**Source records:**
# # # # #
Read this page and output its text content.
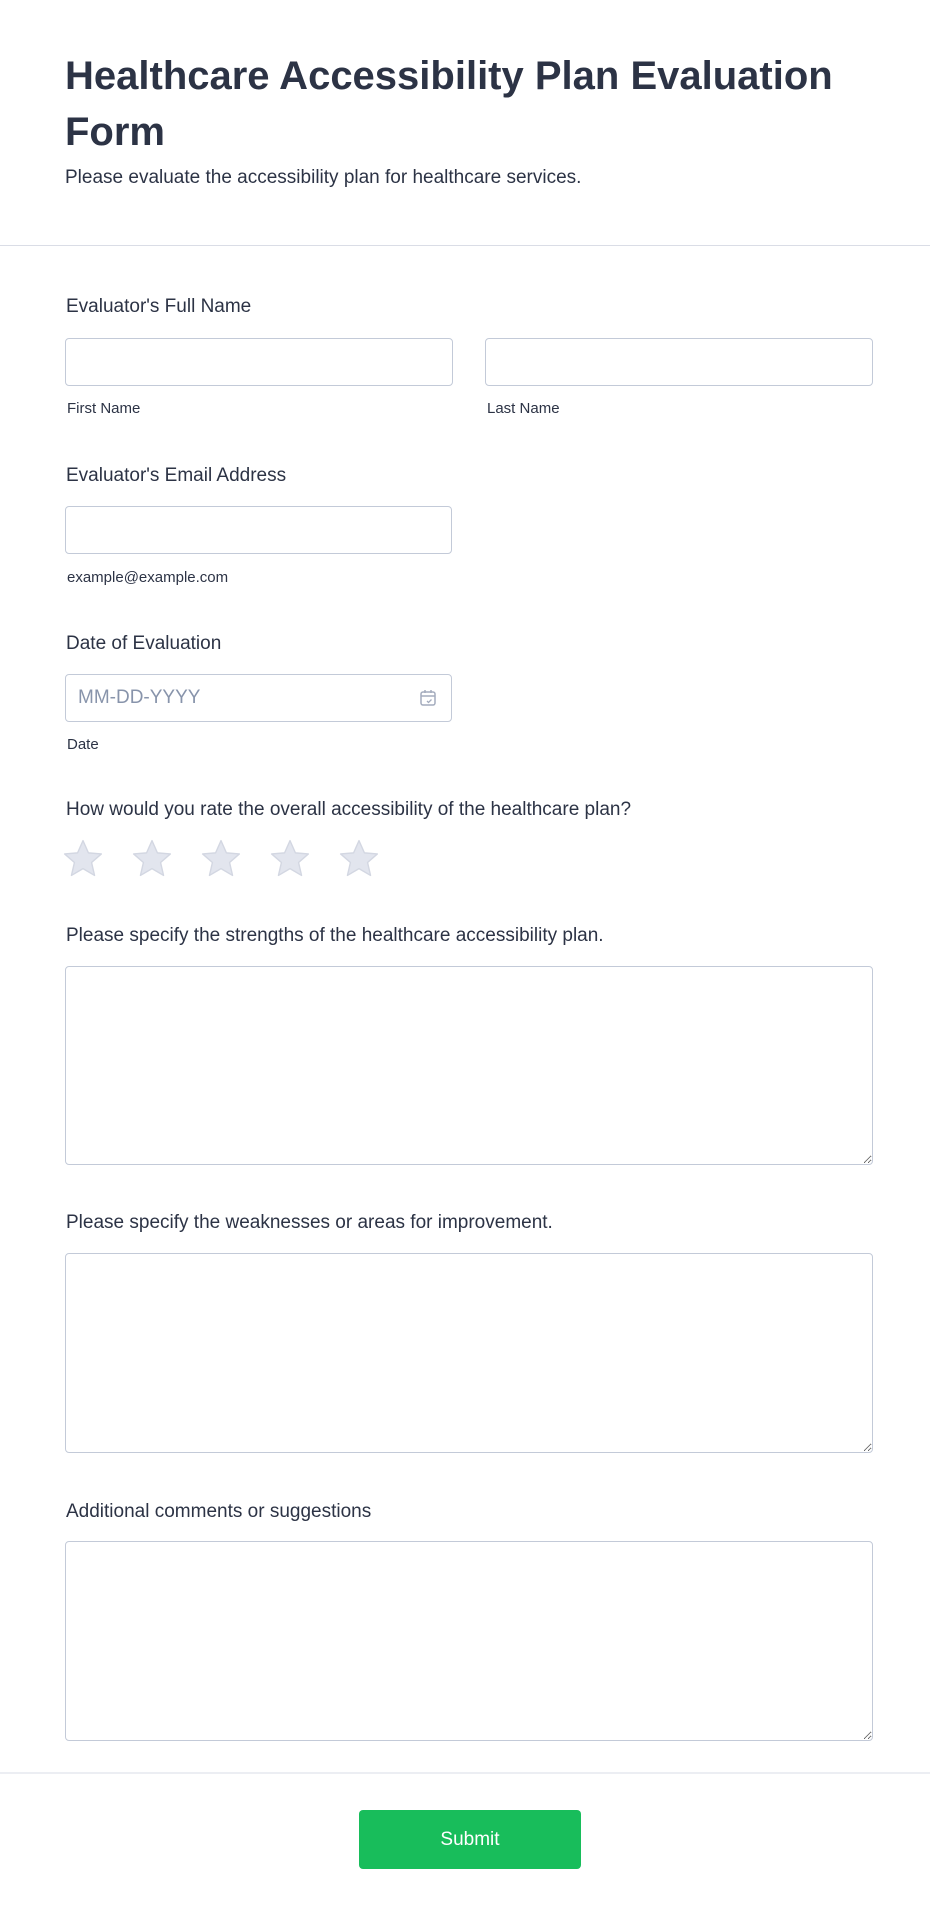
Healthcare Accessibility Plan Evaluation Form
Please evaluate the accessibility plan for healthcare services.
Evaluator's Full Name
First Name	Last Name
Evaluator's Email Address
example@example.com
Date of Evaluation
MM-DD-YYYY
Date
How would you rate the overall accessibility of the healthcare plan?
Please specify the strengths of the healthcare accessibility plan.
Please specify the weaknesses or areas for improvement.
Additional comments or suggestions
Submit
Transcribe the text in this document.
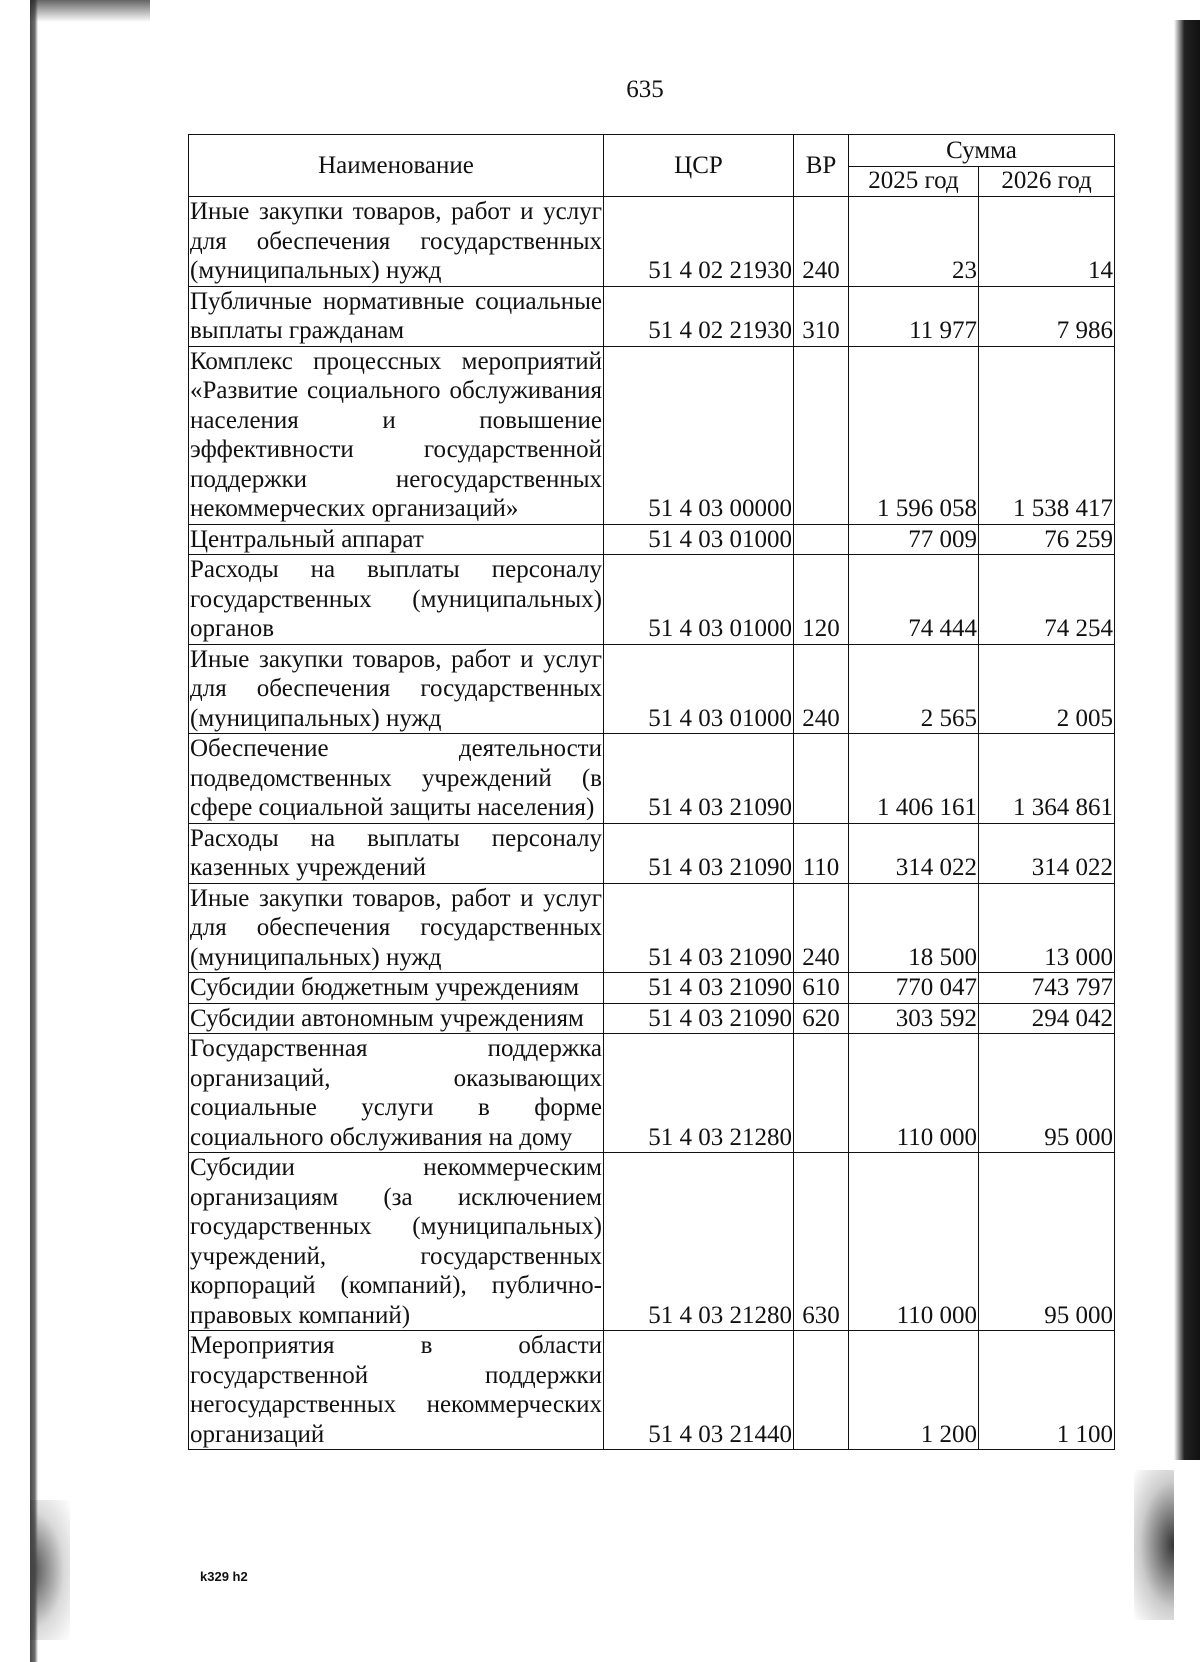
635
Наименование	ЦСР	ВР	Сумма	
			2025 год	2026 год
Иные закупки товаров, работ и услуг для обеспечения государственных (муниципальных) нужд	51 4 02 21930	240	23	14
Публичные нормативные социальные выплаты гражданам	51 4 02 21930	310	11 977	7 986
Комплекс процессных мероприятий «Развитие социального обслуживания населения и повышение эффективности государственной поддержки негосударственных некоммерческих организаций»	51 4 03 00000		1 596 058	1 538 417
Центральный аппарат	51 4 03 01000		77 009	76 259
Расходы на выплаты персоналу государственных (муниципальных) органов	51 4 03 01000	120	74 444	74 254
Иные закупки товаров, работ и услуг для обеспечения государственных (муниципальных) нужд	51 4 03 01000	240	2 565	2 005
Обеспечение деятельности подведомственных учреждений (в сфере социальной защиты населения)	51 4 03 21090		1 406 161	1 364 861
Расходы на выплаты персоналу казенных учреждений	51 4 03 21090	110	314 022	314 022
Иные закупки товаров, работ и услуг для обеспечения государственных (муниципальных) нужд	51 4 03 21090	240	18 500	13 000
Субсидии бюджетным учреждениям	51 4 03 21090	610	770 047	743 797
Субсидии автономным учреждениям	51 4 03 21090	620	303 592	294 042
Государственная поддержка организаций, оказывающих социальные услуги в форме социального обслуживания на дому	51 4 03 21280		110 000	95 000
Субсидии некоммерческим организациям (за исключением государственных (муниципальных) учреждений, государственных корпораций (компаний), публично-правовых компаний)	51 4 03 21280	630	110 000	95 000
Мероприятия в области государственной поддержки негосударственных некоммерческих организаций	51 4 03 21440		1 200	1 100
k329 h2
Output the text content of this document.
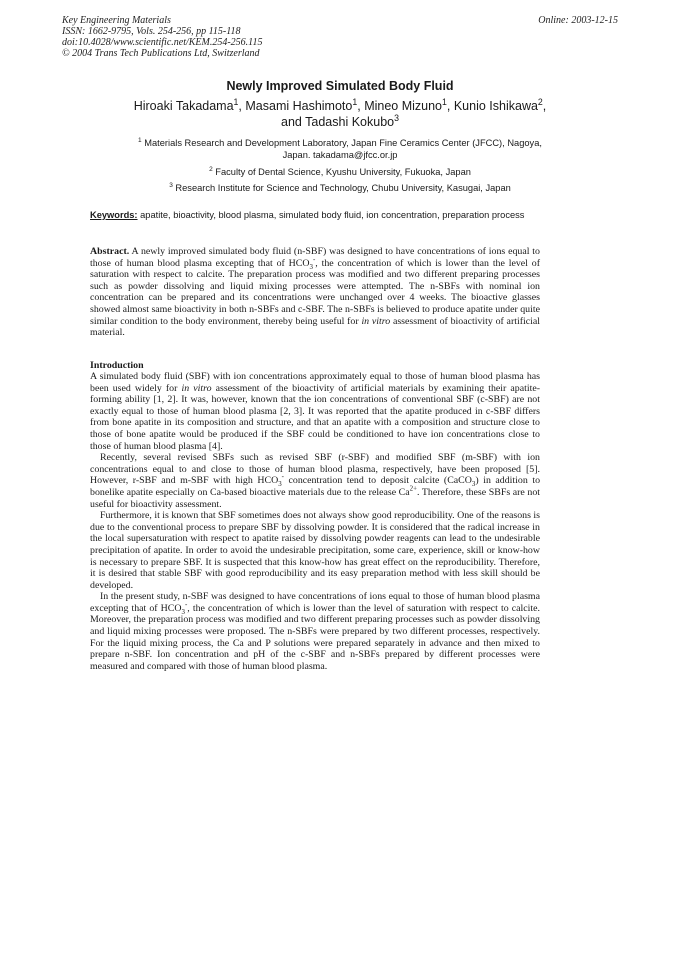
Key Engineering Materials
ISSN: 1662-9795, Vols. 254-256, pp 115-118
doi:10.4028/www.scientific.net/KEM.254-256.115
© 2004 Trans Tech Publications Ltd, Switzerland
Online: 2003-12-15
Newly Improved Simulated Body Fluid
Hiroaki Takadama$^1$, Masami Hashimoto$^1$, Mineo Mizuno$^1$, Kunio Ishikawa$^2$,
and Tadashi Kokubo$^3$
$^1$ Materials Research and Development Laboratory, Japan Fine Ceramics Center (JFCC), Nagoya,
Japan. takadama@jfcc.or.jp
$^2$ Faculty of Dental Science, Kyushu University, Fukuoka, Japan
$^3$ Research Institute for Science and Technology, Chubu University, Kasugai, Japan
Keywords: apatite, bioactivity, blood plasma, simulated body fluid, ion concentration, preparation process
Abstract. A newly improved simulated body fluid (n-SBF) was designed to have concentrations of ions equal to those of human blood plasma excepting that of $HCO_3^-$, the concentration of which is lower than the level of saturation with respect to calcite. The preparation process was modified and two different preparing processes such as powder dissolving and liquid mixing processes were attempted. The n-SBFs with nominal ion concentration can be prepared and its concentrations were unchanged over 4 weeks. The bioactive glasses showed almost same bioactivity in both n-SBFs and c-SBF. The n-SBFs is believed to produce apatite under quite similar condition to the body environment, thereby being useful for in vitro assessment of bioactivity of artificial material.
Introduction

A simulated body fluid (SBF) with ion concentrations approximately equal to those of human blood plasma has been used widely for in vitro assessment of the bioactivity of artificial materials by examining their apatite-forming ability [1, 2]. It was, however, known that the ion concentrations of conventional SBF (c-SBF) are not exactly equal to those of human blood plasma [2, 3]. It was reported that the apatite produced in c-SBF differs from bone apatite in its composition and structure, and that an apatite with a composition and structure close to those of bone apatite would be produced if the SBF could be conditioned to have ion concentrations close to those of human blood plasma [4].

Recently, several revised SBFs such as revised SBF (r-SBF) and modified SBF (m-SBF) with ion concentrations equal to and close to those of human blood plasma, respectively, have been proposed [5]. However, r-SBF and m-SBF with high $HCO_3^-$ concentration tend to deposit calcite (CaCO$_3$) in addition to bonelike apatite especially on Ca-based bioactive materials due to the release $Ca^{2+}$. Therefore, these SBFs are not useful for bioactivity assessment.

Furthermore, it is known that SBF sometimes does not always show good reproducibility. One of the reasons is due to the conventional process to prepare SBF by dissolving powder. It is considered that the radical increase in the local supersaturation with respect to apatite raised by dissolving powder reagents can lead to the undesirable precipitation of apatite. In order to avoid the undesirable precipitation, some care, experience, skill or know-how is necessary to prepare SBF. It is suspected that this know-how has great effect on the reproducibility. Therefore, it is desired that stable SBF with good reproducibility and its easy preparation method with less skill should be developed.

In the present study, n-SBF was designed to have concentrations of ions equal to those of human blood plasma excepting that of $HCO_3^-$, the concentration of which is lower than the level of saturation with respect to calcite. Moreover, the preparation process was modified and two different preparing processes such as powder dissolving and liquid mixing processes were proposed. The n-SBFs were prepared by two different processes, respectively. For the liquid mixing process, the Ca and P solutions were prepared separately in advance and then mixed to prepare n-SBF. Ion concentration and pH of the c-SBF and n-SBFs prepared by different processes were measured and compared with those of human blood plasma.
# # # # #
**Written problem:** Repeat the data above exactly, but not the pictures.

**Output below:**
Read this page and output its text content.
Healthcare Accessibility Plan Evaluation Form
Please evaluate the accessibility plan for healthcare services.
Evaluator's Full Name
First Name	Last Name
Evaluator's Email Address
example@example.com
Date of Evaluation
MM-DD-YYYY
Date
How would you rate the overall accessibility of the healthcare plan?
Please specify the strengths of the healthcare accessibility plan.
Please specify the weaknesses or areas for improvement.
Additional comments or suggestions
Submit
Transcribe the text in this document.
635
Наименование	ЦСР	ВР	Сумма	
			2025 год	2026 год
Иные закупки товаров, работ и услуг для обеспечения государственных (муниципальных) нужд	51 4 02 21930	240	23	14
Публичные нормативные социальные выплаты гражданам	51 4 02 21930	310	11 977	7 986
Комплекс процессных мероприятий «Развитие социального обслуживания населения и повышение эффективности государственной поддержки негосударственных некоммерческих организаций»	51 4 03 00000		1 596 058	1 538 417
Центральный аппарат	51 4 03 01000		77 009	76 259
Расходы на выплаты персоналу государственных (муниципальных) органов	51 4 03 01000	120	74 444	74 254
Иные закупки товаров, работ и услуг для обеспечения государственных (муниципальных) нужд	51 4 03 01000	240	2 565	2 005
Обеспечение деятельности подведомственных учреждений (в сфере социальной защиты населения)	51 4 03 21090		1 406 161	1 364 861
Расходы на выплаты персоналу казенных учреждений	51 4 03 21090	110	314 022	314 022
Иные закупки товаров, работ и услуг для обеспечения государственных (муниципальных) нужд	51 4 03 21090	240	18 500	13 000
Субсидии бюджетным учреждениям	51 4 03 21090	610	770 047	743 797
Субсидии автономным учреждениям	51 4 03 21090	620	303 592	294 042
Государственная поддержка организаций, оказывающих социальные услуги в форме социального обслуживания на дому	51 4 03 21280		110 000	95 000
Субсидии некоммерческим организациям (за исключением государственных (муниципальных) учреждений, государственных корпораций (компаний), публично-правовых компаний)	51 4 03 21280	630	110 000	95 000
Мероприятия в области государственной поддержки негосударственных некоммерческих организаций	51 4 03 21440		1 200	1 100
k329 h2
Output the text content of this document.
Key Engineering Materials
ISSN: 1662-9795, Vols. 254-256, pp 115-118
doi:10.4028/www.scientific.net/KEM.254-256.115
© 2004 Trans Tech Publications Ltd, Switzerland
Online: 2003-12-15
Newly Improved Simulated Body Fluid
Hiroaki Takadama$^1$, Masami Hashimoto$^1$, Mineo Mizuno$^1$, Kunio Ishikawa$^2$,
and Tadashi Kokubo$^3$
$^1$ Materials Research and Development Laboratory, Japan Fine Ceramics Center (JFCC), Nagoya,
Japan. takadama@jfcc.or.jp
$^2$ Faculty of Dental Science, Kyushu University, Fukuoka, Japan
$^3$ Research Institute for Science and Technology, Chubu University, Kasugai, Japan
Keywords: apatite, bioactivity, blood plasma, simulated body fluid, ion concentration, preparation process
Abstract. A newly improved simulated body fluid (n-SBF) was designed to have concentrations of ions equal to those of human blood plasma excepting that of $HCO_3^-$, the concentration of which is lower than the level of saturation with respect to calcite. The preparation process was modified and two different preparing processes such as powder dissolving and liquid mixing processes were attempted. The n-SBFs with nominal ion concentration can be prepared and its concentrations were unchanged over 4 weeks. The bioactive glasses showed almost same bioactivity in both n-SBFs and c-SBF. The n-SBFs is believed to produce apatite under quite similar condition to the body environment, thereby being useful for in vitro assessment of bioactivity of artificial material.
Introduction

A simulated body fluid (SBF) with ion concentrations approximately equal to those of human blood plasma has been used widely for in vitro assessment of the bioactivity of artificial materials by examining their apatite-forming ability [1, 2]. It was, however, known that the ion concentrations of conventional SBF (c-SBF) are not exactly equal to those of human blood plasma [2, 3]. It was reported that the apatite produced in c-SBF differs from bone apatite in its composition and structure, and that an apatite with a composition and structure close to those of bone apatite would be produced if the SBF could be conditioned to have ion concentrations close to those of human blood plasma [4].

Recently, several revised SBFs such as revised SBF (r-SBF) and modified SBF (m-SBF) with ion concentrations equal to and close to those of human blood plasma, respectively, have been proposed [5]. However, r-SBF and m-SBF with high $HCO_3^-$ concentration tend to deposit calcite (CaCO$_3$) in addition to bonelike apatite especially on Ca-based bioactive materials due to the release $Ca^{2+}$. Therefore, these SBFs are not useful for bioactivity assessment.

Furthermore, it is known that SBF sometimes does not always show good reproducibility. One of the reasons is due to the conventional process to prepare SBF by dissolving powder. It is considered that the radical increase in the local supersaturation with respect to apatite raised by dissolving powder reagents can lead to the undesirable precipitation of apatite. In order to avoid the undesirable precipitation, some care, experience, skill or know-how is necessary to prepare SBF. It is suspected that this know-how has great effect on the reproducibility. Therefore, it is desired that stable SBF with good reproducibility and its easy preparation method with less skill should be developed.

In the present study, n-SBF was designed to have concentrations of ions equal to those of human blood plasma excepting that of $HCO_3^-$, the concentration of which is lower than the level of saturation with respect to calcite. Moreover, the preparation process was modified and two different preparing processes such as powder dissolving and liquid mixing processes were proposed. The n-SBFs were prepared by two different processes, respectively. For the liquid mixing process, the Ca and P solutions were prepared separately in advance and then mixed to prepare n-SBF. Ion concentration and pH of the c-SBF and n-SBFs prepared by different processes were measured and compared with those of human blood plasma.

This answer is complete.